(Saved entries)
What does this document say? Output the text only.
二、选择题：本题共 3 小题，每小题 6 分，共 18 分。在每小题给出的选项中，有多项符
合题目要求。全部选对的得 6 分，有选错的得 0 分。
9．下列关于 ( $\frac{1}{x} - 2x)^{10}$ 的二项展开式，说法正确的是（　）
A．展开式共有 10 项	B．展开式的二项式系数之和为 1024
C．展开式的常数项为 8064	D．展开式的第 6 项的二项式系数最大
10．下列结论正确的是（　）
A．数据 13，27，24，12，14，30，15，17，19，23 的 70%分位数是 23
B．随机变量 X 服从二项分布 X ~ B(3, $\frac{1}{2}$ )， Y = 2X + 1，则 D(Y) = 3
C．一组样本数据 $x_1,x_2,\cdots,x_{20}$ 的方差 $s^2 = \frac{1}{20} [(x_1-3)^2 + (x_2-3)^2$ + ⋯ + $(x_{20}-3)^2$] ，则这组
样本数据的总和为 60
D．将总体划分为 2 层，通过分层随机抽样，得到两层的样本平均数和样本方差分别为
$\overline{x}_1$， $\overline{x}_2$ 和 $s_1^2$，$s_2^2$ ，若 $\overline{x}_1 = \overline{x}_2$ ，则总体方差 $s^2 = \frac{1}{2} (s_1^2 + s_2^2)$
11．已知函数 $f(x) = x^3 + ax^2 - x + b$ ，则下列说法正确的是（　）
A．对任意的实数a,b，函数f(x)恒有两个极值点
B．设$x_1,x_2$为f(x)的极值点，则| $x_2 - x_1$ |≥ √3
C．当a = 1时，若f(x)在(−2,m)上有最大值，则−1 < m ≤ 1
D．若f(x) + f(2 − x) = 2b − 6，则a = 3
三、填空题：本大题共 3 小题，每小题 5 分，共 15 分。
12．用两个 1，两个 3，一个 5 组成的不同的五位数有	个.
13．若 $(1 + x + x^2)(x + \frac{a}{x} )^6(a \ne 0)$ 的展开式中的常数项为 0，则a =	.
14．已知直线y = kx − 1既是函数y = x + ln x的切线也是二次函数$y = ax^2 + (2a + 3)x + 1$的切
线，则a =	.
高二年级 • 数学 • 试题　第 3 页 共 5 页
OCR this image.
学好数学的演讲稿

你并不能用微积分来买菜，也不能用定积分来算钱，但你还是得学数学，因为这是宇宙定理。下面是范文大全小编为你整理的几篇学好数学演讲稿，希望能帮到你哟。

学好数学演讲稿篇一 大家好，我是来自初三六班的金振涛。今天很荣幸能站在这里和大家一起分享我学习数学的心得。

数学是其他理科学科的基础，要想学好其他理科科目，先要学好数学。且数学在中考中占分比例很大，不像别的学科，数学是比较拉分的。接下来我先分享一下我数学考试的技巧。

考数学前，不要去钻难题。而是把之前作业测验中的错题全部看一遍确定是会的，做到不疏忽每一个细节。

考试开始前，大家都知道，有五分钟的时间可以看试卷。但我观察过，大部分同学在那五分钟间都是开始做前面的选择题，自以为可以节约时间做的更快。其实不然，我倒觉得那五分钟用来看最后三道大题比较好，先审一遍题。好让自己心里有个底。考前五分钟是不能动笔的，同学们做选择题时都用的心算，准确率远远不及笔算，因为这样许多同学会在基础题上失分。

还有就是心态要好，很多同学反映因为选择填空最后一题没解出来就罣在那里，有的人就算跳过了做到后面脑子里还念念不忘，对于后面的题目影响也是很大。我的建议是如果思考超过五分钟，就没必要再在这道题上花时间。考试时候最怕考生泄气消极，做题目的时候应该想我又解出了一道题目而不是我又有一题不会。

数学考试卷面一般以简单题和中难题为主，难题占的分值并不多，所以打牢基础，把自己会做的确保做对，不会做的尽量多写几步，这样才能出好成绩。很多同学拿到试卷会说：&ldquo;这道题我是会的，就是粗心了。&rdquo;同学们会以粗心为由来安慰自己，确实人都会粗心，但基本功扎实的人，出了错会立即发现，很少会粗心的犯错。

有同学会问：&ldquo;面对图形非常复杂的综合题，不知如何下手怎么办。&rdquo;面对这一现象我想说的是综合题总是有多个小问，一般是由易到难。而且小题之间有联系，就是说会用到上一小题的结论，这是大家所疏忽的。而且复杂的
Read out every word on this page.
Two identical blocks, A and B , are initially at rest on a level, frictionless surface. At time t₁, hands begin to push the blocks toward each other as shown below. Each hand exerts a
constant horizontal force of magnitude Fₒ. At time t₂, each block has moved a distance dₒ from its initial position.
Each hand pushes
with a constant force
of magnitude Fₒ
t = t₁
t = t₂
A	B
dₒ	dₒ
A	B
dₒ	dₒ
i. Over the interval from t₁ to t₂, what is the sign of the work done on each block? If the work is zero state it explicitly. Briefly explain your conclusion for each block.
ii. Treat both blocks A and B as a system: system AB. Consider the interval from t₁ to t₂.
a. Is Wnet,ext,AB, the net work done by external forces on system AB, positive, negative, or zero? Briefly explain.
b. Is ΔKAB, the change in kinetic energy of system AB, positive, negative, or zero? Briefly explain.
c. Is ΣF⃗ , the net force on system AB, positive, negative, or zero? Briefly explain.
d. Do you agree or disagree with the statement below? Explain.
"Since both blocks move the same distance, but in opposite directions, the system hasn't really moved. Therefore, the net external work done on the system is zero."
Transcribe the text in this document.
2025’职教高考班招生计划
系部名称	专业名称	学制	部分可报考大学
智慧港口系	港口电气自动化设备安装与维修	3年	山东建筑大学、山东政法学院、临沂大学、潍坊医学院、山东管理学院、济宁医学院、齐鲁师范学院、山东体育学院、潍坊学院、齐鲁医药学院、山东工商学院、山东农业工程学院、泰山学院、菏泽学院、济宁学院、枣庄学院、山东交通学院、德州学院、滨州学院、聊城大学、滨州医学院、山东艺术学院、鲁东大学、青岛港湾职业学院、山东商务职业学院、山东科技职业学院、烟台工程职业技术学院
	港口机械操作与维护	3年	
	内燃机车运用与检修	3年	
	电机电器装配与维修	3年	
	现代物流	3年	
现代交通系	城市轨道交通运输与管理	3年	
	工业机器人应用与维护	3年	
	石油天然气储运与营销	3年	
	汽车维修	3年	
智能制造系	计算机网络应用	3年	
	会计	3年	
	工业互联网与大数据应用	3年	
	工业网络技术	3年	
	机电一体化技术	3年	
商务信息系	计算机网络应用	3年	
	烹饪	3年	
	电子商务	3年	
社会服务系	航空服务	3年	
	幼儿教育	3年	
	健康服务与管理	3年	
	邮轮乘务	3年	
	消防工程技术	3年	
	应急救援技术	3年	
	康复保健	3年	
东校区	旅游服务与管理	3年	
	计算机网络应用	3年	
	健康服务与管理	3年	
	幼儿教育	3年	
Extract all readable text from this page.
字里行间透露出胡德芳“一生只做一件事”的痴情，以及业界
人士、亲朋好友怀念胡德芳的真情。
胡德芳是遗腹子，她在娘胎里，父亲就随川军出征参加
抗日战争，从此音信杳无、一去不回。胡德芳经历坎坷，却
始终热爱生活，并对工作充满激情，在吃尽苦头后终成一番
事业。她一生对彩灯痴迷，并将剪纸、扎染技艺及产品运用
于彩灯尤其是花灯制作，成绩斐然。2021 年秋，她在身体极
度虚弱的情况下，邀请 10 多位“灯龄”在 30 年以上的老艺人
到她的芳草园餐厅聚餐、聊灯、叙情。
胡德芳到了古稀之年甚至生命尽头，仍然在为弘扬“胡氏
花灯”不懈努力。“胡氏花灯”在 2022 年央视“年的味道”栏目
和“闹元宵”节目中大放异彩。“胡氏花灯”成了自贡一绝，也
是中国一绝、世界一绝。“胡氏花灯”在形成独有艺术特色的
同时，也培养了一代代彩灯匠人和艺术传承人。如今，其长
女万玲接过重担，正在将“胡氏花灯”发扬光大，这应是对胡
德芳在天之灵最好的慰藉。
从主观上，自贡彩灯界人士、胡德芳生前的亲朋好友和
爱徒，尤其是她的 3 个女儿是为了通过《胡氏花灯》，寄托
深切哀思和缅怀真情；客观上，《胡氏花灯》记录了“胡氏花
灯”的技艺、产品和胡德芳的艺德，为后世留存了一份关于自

**WHAT YOU SHOULD DO**
Check each line of the records for the word "both", and show the lines that contain it.

**IN RESPONSE**
ii. Treat both blocks A and B as a system: system AB. Consider the interval from t₁ to t₂.
"Since both blocks move the same distance, but in opposite directions, the system hasn't really moved. Therefore, the net external work done on the system is zero."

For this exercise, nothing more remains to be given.